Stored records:
....

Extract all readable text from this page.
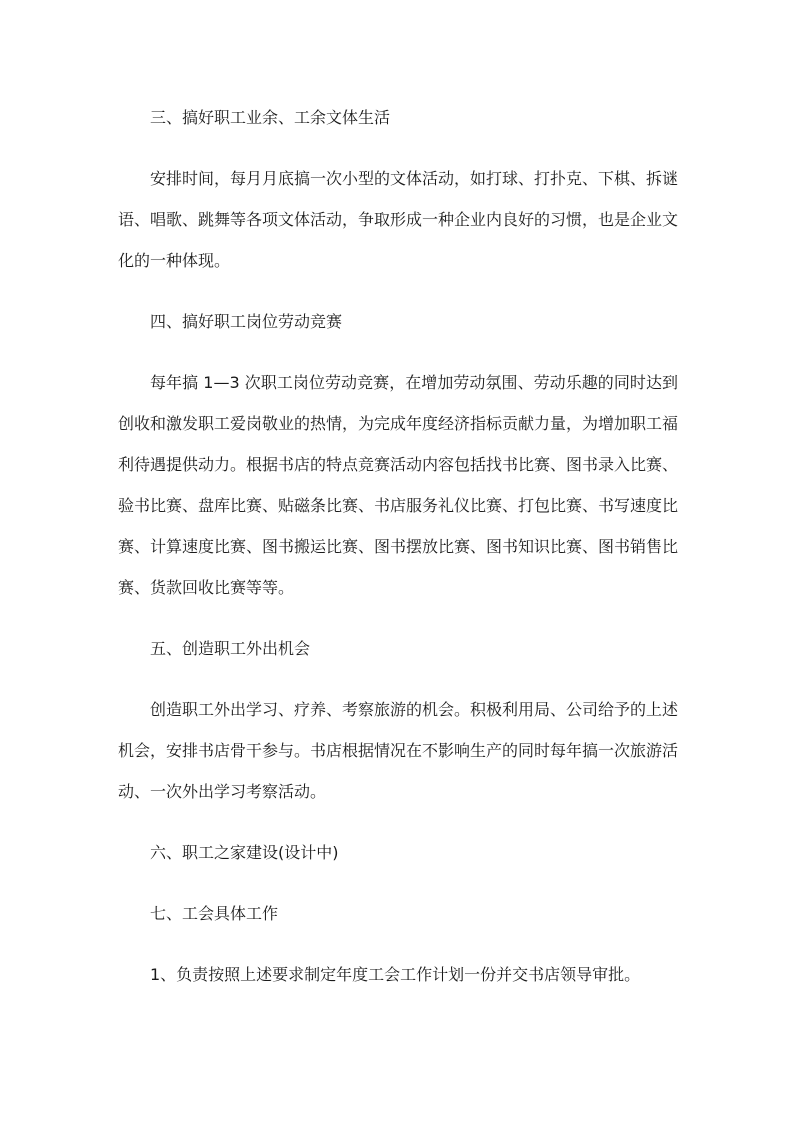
三、搞好职工业余、工余文体生活

安排时间，每月月底搞一次小型的文体活动，如打球、打扑克、下棋、拆谜语、唱歌、跳舞等各项文体活动，争取形成一种企业内良好的习惯，也是企业文化的一种体现。

四、搞好职工岗位劳动竞赛

每年搞 1—3 次职工岗位劳动竞赛，在增加劳动氛围、劳动乐趣的同时达到创收和激发职工爱岗敬业的热情，为完成年度经济指标贡献力量，为增加职工福利待遇提供动力。根据书店的特点竞赛活动内容包括找书比赛、图书录入比赛、验书比赛、盘库比赛、贴磁条比赛、书店服务礼仪比赛、打包比赛、书写速度比赛、计算速度比赛、图书搬运比赛、图书摆放比赛、图书知识比赛、图书销售比赛、货款回收比赛等等。

五、创造职工外出机会

创造职工外出学习、疗养、考察旅游的机会。积极利用局、公司给予的上述机会，安排书店骨干参与。书店根据情况在不影响生产的同时每年搞一次旅游活动、一次外出学习考察活动。

六、职工之家建设(设计中)

七、工会具体工作

1、负责按照上述要求制定年度工会工作计划一份并交书店领导审批。
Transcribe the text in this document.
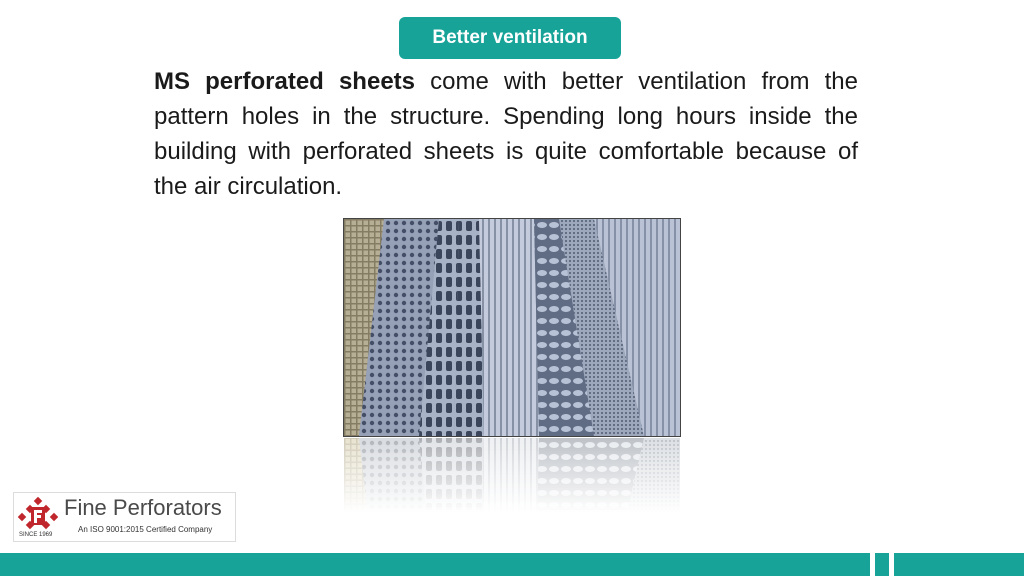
Better ventilation
MS perforated sheets come with better ventilation from the pattern holes in the structure. Spending long hours inside the building with perforated sheets is quite comfortable because of the air circulation.
Fine Perforators
An ISO 9001:2015 Certified Company
SINCE 1969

....

# WHAT THE TASK ASKS
Leave out every picture and copy the rest of the records exactly.

# OUTPUT FOR THIS EXERCISE
Extract all readable text from this page.
三、搞好职工业余、工余文体生活

安排时间，每月月底搞一次小型的文体活动，如打球、打扑克、下棋、拆谜语、唱歌、跳舞等各项文体活动，争取形成一种企业内良好的习惯，也是企业文化的一种体现。

四、搞好职工岗位劳动竞赛

每年搞 1—3 次职工岗位劳动竞赛，在增加劳动氛围、劳动乐趣的同时达到创收和激发职工爱岗敬业的热情，为完成年度经济指标贡献力量，为增加职工福利待遇提供动力。根据书店的特点竞赛活动内容包括找书比赛、图书录入比赛、验书比赛、盘库比赛、贴磁条比赛、书店服务礼仪比赛、打包比赛、书写速度比赛、计算速度比赛、图书搬运比赛、图书摆放比赛、图书知识比赛、图书销售比赛、货款回收比赛等等。

五、创造职工外出机会

创造职工外出学习、疗养、考察旅游的机会。积极利用局、公司给予的上述机会，安排书店骨干参与。书店根据情况在不影响生产的同时每年搞一次旅游活动、一次外出学习考察活动。

六、职工之家建设(设计中)

七、工会具体工作

1、负责按照上述要求制定年度工会工作计划一份并交书店领导审批。
Transcribe the text in this document.
Better ventilation
MS perforated sheets come with better ventilation from the pattern holes in the structure. Spending long hours inside the building with perforated sheets is quite comfortable because of the air circulation.
Fine Perforators
An ISO 9001:2015 Certified Company
SINCE 1969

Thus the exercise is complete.